[Start Dataset excerpts]
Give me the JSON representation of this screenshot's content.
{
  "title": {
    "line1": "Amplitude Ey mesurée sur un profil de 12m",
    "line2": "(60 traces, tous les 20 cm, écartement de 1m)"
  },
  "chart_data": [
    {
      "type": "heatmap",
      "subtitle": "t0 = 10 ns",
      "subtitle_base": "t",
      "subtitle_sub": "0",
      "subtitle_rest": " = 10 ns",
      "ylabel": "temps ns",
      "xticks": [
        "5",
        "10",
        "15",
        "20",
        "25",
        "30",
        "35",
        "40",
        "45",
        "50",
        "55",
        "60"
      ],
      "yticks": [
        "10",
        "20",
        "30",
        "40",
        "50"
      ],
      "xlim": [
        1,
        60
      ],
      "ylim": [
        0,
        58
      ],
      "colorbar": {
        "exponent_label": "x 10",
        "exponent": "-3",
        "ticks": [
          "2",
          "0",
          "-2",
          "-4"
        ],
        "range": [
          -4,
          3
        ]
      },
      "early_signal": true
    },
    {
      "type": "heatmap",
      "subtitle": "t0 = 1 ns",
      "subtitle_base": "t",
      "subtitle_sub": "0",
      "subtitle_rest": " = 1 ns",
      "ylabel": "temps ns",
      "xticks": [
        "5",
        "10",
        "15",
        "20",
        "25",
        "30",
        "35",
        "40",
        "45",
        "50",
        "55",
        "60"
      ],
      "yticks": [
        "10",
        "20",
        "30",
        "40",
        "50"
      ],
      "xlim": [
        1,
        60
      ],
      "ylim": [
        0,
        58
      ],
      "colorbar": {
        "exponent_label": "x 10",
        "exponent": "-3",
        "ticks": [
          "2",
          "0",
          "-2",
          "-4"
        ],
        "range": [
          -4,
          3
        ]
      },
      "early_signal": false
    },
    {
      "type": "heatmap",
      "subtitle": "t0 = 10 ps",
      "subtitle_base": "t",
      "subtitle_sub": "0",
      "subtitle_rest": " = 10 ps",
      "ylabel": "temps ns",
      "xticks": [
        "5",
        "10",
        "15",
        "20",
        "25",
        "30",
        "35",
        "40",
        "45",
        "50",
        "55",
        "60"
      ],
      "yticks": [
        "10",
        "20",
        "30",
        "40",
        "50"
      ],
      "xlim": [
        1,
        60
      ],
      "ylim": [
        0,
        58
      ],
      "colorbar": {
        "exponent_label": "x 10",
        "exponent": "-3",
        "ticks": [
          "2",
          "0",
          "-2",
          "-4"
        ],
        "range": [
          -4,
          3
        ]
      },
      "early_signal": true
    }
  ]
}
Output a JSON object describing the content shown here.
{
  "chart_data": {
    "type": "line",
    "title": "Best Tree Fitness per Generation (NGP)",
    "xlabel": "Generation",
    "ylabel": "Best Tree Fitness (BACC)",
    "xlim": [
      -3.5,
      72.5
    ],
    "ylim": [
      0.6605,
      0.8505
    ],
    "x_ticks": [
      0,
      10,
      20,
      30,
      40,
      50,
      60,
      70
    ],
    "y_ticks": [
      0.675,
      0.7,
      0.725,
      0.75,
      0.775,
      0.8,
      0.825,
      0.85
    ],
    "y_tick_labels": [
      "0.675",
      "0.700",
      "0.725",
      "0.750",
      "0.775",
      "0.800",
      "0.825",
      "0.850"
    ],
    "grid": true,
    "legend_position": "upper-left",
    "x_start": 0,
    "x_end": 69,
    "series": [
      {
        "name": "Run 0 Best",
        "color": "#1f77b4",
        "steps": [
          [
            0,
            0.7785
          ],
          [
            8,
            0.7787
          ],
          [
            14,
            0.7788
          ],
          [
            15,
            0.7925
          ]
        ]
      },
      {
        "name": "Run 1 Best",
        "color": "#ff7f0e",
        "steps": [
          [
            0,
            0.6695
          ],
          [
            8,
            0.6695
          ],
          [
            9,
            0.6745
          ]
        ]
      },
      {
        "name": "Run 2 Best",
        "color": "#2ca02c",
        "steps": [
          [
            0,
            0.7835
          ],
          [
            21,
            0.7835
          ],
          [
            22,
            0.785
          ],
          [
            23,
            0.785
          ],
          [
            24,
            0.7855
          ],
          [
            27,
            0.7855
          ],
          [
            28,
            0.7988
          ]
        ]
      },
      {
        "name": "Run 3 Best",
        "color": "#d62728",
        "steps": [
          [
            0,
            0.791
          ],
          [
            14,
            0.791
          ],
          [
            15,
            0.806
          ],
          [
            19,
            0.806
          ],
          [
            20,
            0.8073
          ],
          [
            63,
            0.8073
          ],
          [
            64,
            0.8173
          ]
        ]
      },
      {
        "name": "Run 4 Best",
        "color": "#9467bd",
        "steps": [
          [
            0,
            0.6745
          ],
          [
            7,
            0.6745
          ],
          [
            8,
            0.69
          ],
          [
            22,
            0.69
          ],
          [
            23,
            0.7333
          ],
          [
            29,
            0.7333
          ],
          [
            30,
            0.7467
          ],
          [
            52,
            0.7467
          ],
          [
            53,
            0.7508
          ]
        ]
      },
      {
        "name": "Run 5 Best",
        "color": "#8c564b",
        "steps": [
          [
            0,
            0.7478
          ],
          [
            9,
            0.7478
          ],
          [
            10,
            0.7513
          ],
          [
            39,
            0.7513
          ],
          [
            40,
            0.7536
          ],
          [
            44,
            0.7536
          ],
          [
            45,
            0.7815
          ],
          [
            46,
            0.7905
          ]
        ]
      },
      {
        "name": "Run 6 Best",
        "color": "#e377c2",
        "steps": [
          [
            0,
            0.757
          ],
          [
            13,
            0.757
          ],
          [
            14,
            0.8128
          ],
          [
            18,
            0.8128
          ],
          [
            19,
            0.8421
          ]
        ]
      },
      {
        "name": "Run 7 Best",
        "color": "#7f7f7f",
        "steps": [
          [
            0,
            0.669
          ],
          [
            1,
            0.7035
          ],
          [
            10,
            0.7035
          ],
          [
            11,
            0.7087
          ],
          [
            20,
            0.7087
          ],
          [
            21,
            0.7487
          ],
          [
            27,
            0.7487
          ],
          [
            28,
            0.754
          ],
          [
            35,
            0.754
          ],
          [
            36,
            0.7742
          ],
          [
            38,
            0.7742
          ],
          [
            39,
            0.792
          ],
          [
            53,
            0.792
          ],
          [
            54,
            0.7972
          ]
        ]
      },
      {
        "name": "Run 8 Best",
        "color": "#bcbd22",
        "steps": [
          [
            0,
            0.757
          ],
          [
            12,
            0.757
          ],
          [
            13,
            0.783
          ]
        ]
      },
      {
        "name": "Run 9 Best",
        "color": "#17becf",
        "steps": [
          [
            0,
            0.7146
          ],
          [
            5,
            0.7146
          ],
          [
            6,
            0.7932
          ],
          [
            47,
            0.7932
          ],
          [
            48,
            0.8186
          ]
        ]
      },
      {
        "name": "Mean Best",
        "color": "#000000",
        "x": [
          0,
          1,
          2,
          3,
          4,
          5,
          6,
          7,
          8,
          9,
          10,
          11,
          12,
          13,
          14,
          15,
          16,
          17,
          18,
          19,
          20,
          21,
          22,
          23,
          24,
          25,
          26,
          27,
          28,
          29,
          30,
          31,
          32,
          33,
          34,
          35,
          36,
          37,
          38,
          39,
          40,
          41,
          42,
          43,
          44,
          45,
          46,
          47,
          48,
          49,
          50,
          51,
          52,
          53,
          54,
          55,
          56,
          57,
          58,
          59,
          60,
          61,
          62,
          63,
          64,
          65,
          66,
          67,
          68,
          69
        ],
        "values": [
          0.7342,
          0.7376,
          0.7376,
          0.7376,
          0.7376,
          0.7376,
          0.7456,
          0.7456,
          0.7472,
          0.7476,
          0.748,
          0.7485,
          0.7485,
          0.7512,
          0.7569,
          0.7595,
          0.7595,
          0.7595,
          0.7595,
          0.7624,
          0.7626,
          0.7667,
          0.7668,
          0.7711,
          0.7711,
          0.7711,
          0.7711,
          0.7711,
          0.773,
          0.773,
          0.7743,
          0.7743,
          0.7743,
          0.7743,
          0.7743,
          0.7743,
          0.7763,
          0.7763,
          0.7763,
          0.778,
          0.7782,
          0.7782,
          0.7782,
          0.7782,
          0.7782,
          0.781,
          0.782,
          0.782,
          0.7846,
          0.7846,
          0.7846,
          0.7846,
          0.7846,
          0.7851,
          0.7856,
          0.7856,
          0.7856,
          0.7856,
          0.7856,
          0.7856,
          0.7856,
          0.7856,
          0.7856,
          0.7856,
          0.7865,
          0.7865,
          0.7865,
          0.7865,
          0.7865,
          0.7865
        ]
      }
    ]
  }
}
[End Dataset excerpts]
### Exercise objective
Spot every line that holds "JSON" and copy it.

### Result of this exercise
Give me the JSON representation of this screenshot's content.
Output a JSON object describing the content shown here.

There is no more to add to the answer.